#### Given data

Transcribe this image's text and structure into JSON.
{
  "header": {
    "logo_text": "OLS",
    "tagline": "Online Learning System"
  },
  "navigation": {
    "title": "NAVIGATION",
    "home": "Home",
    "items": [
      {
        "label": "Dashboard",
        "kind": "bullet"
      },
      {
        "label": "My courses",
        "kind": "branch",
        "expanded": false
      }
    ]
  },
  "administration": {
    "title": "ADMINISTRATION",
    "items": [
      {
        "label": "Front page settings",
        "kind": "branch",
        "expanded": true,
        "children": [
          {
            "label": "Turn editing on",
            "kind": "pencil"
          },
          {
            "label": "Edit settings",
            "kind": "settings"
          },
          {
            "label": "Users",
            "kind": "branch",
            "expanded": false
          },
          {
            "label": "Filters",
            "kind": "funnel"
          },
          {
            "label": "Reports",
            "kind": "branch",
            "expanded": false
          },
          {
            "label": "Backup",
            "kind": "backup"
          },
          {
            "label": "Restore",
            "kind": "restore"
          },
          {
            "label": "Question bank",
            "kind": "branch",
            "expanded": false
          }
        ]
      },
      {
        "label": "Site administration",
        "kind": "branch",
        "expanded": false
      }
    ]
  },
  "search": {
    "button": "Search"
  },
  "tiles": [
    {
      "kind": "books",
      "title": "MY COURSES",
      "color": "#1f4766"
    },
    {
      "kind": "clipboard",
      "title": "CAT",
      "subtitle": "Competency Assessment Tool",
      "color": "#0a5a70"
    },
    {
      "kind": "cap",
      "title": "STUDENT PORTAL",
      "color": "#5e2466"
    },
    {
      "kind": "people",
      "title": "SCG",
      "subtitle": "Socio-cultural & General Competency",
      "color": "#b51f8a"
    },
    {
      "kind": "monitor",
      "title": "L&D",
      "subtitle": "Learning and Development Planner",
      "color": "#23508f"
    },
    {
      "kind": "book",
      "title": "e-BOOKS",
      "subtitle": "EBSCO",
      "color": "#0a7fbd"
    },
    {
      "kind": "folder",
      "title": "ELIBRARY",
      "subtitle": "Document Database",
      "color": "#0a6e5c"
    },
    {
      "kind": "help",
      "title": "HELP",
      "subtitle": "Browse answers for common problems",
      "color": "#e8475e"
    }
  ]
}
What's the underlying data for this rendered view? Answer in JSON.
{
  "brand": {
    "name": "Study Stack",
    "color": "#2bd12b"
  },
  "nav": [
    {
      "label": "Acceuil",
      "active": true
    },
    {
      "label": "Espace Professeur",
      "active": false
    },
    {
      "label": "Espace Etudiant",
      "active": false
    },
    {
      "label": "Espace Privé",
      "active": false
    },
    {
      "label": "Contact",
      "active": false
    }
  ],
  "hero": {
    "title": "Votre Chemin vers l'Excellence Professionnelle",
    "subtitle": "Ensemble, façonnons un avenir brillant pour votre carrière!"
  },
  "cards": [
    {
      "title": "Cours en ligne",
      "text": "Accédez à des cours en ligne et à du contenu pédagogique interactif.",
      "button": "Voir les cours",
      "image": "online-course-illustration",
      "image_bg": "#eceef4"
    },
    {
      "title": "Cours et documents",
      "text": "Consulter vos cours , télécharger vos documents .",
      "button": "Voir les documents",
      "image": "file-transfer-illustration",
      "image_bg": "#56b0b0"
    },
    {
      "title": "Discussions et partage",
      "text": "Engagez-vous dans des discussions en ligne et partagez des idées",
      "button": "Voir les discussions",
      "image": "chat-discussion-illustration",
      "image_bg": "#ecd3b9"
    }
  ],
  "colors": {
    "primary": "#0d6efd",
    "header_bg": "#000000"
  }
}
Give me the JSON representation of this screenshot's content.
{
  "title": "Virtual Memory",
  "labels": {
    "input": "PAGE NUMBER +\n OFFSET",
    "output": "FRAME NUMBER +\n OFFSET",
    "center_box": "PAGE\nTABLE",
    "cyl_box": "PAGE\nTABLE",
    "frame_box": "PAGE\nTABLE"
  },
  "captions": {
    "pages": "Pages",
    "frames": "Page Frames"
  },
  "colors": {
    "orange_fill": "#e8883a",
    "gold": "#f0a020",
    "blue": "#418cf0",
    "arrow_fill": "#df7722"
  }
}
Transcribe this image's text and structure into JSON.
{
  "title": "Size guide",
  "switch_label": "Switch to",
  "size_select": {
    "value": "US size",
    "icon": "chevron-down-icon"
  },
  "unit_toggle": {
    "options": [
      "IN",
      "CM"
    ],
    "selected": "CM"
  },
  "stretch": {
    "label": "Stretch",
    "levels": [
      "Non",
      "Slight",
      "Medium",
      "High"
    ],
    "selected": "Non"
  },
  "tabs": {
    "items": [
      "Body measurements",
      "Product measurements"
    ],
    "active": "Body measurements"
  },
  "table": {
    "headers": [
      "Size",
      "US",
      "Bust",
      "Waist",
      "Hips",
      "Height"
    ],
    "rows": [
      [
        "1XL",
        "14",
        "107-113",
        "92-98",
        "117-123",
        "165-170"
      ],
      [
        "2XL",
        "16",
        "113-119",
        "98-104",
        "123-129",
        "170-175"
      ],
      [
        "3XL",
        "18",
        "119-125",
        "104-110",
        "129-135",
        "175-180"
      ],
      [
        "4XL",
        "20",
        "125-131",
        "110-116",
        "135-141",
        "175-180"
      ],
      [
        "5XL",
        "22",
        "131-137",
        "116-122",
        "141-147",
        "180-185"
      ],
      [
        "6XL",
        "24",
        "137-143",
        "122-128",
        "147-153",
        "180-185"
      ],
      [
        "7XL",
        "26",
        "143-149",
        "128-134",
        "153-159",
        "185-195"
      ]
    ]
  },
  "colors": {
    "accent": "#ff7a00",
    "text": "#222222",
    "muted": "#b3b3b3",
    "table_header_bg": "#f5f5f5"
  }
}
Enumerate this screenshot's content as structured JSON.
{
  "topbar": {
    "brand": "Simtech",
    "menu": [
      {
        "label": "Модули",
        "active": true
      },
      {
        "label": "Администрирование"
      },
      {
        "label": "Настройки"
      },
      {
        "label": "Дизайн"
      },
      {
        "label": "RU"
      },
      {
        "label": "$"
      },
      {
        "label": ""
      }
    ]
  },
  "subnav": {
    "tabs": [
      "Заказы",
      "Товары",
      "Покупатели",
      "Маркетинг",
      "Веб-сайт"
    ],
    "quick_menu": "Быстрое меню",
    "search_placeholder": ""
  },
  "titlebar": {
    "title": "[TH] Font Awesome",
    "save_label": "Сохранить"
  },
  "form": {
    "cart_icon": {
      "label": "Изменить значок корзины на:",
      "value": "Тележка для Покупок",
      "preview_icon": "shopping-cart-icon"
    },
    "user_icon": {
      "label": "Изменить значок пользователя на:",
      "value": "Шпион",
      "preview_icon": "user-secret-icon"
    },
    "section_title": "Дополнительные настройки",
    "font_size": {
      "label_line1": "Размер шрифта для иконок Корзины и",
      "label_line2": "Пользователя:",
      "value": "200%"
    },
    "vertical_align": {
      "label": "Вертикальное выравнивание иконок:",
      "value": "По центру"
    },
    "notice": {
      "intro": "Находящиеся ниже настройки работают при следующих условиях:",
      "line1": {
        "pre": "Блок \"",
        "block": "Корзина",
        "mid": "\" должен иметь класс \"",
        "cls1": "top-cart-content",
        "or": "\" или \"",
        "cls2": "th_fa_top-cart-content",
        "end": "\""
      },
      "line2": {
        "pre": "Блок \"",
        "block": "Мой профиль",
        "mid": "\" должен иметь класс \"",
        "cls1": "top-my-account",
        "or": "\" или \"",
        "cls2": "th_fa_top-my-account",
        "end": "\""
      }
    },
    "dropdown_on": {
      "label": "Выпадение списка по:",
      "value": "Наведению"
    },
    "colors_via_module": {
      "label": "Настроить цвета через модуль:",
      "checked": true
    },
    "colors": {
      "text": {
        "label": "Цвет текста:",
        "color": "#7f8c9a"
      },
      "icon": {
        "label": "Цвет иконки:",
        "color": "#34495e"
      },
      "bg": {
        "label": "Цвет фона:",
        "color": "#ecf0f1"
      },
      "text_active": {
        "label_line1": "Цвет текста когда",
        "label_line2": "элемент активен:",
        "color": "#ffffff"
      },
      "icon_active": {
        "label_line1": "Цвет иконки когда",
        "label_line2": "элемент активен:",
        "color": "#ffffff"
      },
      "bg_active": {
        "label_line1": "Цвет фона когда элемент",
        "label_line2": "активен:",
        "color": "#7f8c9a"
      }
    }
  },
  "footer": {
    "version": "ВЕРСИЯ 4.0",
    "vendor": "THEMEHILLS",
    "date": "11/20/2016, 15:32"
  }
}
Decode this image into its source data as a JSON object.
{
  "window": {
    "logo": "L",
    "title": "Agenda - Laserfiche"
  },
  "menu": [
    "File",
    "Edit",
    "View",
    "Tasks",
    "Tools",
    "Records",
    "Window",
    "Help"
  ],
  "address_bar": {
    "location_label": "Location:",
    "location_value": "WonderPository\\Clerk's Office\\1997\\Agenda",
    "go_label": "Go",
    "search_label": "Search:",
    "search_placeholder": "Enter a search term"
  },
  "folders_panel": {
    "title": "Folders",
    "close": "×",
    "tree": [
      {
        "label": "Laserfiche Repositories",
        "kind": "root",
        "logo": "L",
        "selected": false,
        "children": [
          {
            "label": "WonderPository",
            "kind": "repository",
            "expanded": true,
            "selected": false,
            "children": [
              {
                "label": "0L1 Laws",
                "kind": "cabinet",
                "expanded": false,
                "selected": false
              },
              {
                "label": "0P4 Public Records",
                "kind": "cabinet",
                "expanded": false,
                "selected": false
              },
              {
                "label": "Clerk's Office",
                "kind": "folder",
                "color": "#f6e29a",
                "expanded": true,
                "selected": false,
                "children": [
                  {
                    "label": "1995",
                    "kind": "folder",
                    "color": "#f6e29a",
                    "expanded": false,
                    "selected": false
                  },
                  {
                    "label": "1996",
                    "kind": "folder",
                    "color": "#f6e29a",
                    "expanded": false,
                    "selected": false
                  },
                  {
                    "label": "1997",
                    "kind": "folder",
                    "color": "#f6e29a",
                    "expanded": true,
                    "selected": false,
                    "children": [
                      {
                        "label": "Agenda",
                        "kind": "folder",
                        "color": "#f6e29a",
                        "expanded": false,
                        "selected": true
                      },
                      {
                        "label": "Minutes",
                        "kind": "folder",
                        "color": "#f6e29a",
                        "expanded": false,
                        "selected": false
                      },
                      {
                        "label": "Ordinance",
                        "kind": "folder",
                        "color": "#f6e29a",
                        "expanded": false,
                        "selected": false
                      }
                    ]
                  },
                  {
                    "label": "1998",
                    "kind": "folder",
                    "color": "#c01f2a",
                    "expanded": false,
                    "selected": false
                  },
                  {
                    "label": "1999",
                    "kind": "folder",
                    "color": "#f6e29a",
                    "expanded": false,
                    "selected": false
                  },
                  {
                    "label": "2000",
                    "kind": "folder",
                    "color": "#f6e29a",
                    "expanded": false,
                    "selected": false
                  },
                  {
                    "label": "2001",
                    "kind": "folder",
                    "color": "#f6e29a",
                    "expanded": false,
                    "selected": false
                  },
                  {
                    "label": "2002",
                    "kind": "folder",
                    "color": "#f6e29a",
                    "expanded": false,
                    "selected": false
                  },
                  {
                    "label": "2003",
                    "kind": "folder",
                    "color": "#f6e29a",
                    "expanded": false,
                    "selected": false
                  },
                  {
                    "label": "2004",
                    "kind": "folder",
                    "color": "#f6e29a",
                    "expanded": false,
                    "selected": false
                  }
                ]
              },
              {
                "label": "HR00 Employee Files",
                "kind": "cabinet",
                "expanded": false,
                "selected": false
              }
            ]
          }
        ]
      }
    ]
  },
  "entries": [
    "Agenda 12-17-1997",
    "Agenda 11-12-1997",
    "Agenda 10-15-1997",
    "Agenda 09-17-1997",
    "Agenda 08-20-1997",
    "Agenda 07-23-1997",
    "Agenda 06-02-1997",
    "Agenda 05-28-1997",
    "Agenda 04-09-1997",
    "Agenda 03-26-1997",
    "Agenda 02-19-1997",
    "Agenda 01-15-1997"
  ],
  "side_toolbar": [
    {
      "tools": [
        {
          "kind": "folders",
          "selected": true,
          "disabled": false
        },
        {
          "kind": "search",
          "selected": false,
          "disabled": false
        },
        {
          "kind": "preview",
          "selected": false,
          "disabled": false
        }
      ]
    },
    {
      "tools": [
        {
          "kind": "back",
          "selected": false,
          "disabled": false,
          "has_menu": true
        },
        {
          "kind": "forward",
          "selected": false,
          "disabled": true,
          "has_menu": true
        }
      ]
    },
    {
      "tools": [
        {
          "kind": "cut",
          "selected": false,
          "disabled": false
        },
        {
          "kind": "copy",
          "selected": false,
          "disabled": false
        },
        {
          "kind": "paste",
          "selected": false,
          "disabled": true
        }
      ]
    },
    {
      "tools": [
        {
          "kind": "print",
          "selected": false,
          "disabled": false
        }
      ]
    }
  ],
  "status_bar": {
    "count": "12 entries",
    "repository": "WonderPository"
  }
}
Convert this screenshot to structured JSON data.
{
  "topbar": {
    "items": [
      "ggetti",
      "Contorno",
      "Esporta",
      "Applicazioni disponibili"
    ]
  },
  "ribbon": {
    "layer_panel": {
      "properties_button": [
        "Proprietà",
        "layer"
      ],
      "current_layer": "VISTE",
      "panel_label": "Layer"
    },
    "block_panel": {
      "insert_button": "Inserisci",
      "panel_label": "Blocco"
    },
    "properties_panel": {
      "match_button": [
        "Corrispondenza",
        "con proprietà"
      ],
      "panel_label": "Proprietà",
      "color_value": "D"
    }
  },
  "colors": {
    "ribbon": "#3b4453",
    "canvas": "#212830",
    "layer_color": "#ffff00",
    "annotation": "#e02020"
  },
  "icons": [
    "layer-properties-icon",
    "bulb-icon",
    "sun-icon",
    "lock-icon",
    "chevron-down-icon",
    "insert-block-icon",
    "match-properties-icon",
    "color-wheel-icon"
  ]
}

########

• Job:
Scan the material above. Copy each line that holds the word "Espace".

• Response to this task:
      "label": "Espace Professeur",
      "label": "Espace Etudiant",
      "label": "Espace Privé",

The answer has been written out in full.